### EXERCISE:
All entries below are to be set down again, identical to the source.
⟨
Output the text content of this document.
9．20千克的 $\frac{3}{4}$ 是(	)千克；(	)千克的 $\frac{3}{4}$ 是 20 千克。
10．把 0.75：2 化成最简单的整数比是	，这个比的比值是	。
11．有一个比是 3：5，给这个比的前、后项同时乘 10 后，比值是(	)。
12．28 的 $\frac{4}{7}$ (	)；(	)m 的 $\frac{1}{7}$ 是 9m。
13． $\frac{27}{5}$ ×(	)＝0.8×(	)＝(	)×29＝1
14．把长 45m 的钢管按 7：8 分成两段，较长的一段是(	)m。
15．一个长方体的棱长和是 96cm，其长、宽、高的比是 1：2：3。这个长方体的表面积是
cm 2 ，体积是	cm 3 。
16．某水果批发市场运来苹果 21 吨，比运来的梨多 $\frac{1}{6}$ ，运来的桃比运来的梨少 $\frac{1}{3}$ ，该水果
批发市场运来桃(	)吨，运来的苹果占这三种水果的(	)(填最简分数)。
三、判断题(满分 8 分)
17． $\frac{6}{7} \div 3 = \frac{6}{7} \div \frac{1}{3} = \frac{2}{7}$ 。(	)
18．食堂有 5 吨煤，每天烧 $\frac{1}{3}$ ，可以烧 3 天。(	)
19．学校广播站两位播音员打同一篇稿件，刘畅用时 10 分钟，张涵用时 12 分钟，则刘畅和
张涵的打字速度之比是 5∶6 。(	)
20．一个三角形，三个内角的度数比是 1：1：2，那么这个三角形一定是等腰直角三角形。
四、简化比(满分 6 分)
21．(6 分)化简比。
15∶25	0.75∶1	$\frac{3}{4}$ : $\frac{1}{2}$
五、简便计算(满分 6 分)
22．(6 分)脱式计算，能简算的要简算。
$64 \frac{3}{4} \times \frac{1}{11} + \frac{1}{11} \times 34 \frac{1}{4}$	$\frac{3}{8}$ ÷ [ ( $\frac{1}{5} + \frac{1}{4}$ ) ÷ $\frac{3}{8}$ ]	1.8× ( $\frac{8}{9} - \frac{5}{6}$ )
⟩
### ANSWER TO THE EXERCISE:
Output the text content of this document.
9．20千克的 $\frac{3}{4}$ 是(	)千克；(	)千克的 $\frac{3}{4}$ 是 20 千克。
10．把 0.75：2 化成最简单的整数比是	，这个比的比值是	。
11．有一个比是 3：5，给这个比的前、后项同时乘 10 后，比值是(	)。
12．28 的 $\frac{4}{7}$ (	)；(	)m 的 $\frac{1}{7}$ 是 9m。
13． $\frac{27}{5}$ ×(	)＝0.8×(	)＝(	)×29＝1
14．把长 45m 的钢管按 7：8 分成两段，较长的一段是(	)m。
15．一个长方体的棱长和是 96cm，其长、宽、高的比是 1：2：3。这个长方体的表面积是
cm 2 ，体积是	cm 3 。
16．某水果批发市场运来苹果 21 吨，比运来的梨多 $\frac{1}{6}$ ，运来的桃比运来的梨少 $\frac{1}{3}$ ，该水果
批发市场运来桃(	)吨，运来的苹果占这三种水果的(	)(填最简分数)。
三、判断题(满分 8 分)
17． $\frac{6}{7} \div 3 = \frac{6}{7} \div \frac{1}{3} = \frac{2}{7}$ 。(	)
18．食堂有 5 吨煤，每天烧 $\frac{1}{3}$ ，可以烧 3 天。(	)
19．学校广播站两位播音员打同一篇稿件，刘畅用时 10 分钟，张涵用时 12 分钟，则刘畅和
张涵的打字速度之比是 5∶6 。(	)
20．一个三角形，三个内角的度数比是 1：1：2，那么这个三角形一定是等腰直角三角形。
四、简化比(满分 6 分)
21．(6 分)化简比。
15∶25	0.75∶1	$\frac{3}{4}$ : $\frac{1}{2}$
五、简便计算(满分 6 分)
22．(6 分)脱式计算，能简算的要简算。
$64 \frac{3}{4} \times \frac{1}{11} + \frac{1}{11} \times 34 \frac{1}{4}$	$\frac{3}{8}$ ÷ [ ( $\frac{1}{5} + \frac{1}{4}$ ) ÷ $\frac{3}{8}$ ]	1.8× ( $\frac{8}{9} - \frac{5}{6}$ )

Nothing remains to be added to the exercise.